** START Record extracts **

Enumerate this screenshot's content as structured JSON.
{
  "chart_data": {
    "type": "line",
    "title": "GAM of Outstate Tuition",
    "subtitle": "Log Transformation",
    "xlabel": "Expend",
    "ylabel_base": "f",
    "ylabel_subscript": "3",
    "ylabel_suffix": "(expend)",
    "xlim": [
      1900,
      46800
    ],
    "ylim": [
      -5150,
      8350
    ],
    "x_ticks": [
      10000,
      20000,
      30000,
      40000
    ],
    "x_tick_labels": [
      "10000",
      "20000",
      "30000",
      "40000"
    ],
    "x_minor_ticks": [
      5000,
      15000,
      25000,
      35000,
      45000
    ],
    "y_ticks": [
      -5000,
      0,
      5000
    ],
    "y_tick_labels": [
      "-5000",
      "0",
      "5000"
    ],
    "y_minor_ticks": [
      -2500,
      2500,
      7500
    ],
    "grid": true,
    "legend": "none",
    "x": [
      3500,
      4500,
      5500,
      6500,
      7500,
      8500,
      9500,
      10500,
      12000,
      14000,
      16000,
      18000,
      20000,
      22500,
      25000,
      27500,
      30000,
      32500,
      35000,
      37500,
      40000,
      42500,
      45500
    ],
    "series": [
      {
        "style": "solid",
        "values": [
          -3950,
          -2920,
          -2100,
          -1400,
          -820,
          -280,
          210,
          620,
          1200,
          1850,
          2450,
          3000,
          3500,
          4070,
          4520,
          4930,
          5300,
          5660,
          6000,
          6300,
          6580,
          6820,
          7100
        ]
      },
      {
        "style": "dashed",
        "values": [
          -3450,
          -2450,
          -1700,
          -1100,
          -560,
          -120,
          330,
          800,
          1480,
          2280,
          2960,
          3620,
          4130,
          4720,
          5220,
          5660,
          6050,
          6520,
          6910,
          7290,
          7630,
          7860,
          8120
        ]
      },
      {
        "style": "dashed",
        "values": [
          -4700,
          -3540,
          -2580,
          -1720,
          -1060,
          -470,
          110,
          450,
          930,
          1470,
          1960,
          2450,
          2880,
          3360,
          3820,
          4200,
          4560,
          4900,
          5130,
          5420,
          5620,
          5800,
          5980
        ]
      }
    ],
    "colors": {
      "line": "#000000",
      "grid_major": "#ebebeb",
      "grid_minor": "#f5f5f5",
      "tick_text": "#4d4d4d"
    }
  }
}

** END Record extracts **

## Set exercise:
Go through the material above line by line and copy it exactly.

## Answer for this exercise:
Enumerate this screenshot's content as structured JSON.
{
  "chart_data": {
    "type": "line",
    "title": "GAM of Outstate Tuition",
    "subtitle": "Log Transformation",
    "xlabel": "Expend",
    "ylabel_base": "f",
    "ylabel_subscript": "3",
    "ylabel_suffix": "(expend)",
    "xlim": [
      1900,
      46800
    ],
    "ylim": [
      -5150,
      8350
    ],
    "x_ticks": [
      10000,
      20000,
      30000,
      40000
    ],
    "x_tick_labels": [
      "10000",
      "20000",
      "30000",
      "40000"
    ],
    "x_minor_ticks": [
      5000,
      15000,
      25000,
      35000,
      45000
    ],
    "y_ticks": [
      -5000,
      0,
      5000
    ],
    "y_tick_labels": [
      "-5000",
      "0",
      "5000"
    ],
    "y_minor_ticks": [
      -2500,
      2500,
      7500
    ],
    "grid": true,
    "legend": "none",
    "x": [
      3500,
      4500,
      5500,
      6500,
      7500,
      8500,
      9500,
      10500,
      12000,
      14000,
      16000,
      18000,
      20000,
      22500,
      25000,
      27500,
      30000,
      32500,
      35000,
      37500,
      40000,
      42500,
      45500
    ],
    "series": [
      {
        "style": "solid",
        "values": [
          -3950,
          -2920,
          -2100,
          -1400,
          -820,
          -280,
          210,
          620,
          1200,
          1850,
          2450,
          3000,
          3500,
          4070,
          4520,
          4930,
          5300,
          5660,
          6000,
          6300,
          6580,
          6820,
          7100
        ]
      },
      {
        "style": "dashed",
        "values": [
          -3450,
          -2450,
          -1700,
          -1100,
          -560,
          -120,
          330,
          800,
          1480,
          2280,
          2960,
          3620,
          4130,
          4720,
          5220,
          5660,
          6050,
          6520,
          6910,
          7290,
          7630,
          7860,
          8120
        ]
      },
      {
        "style": "dashed",
        "values": [
          -4700,
          -3540,
          -2580,
          -1720,
          -1060,
          -470,
          110,
          450,
          930,
          1470,
          1960,
          2450,
          2880,
          3360,
          3820,
          4200,
          4560,
          4900,
          5130,
          5420,
          5620,
          5800,
          5980
        ]
      }
    ],
    "colors": {
      "line": "#000000",
      "grid_major": "#ebebeb",
      "grid_minor": "#f5f5f5",
      "tick_text": "#4d4d4d"
    }
  }
}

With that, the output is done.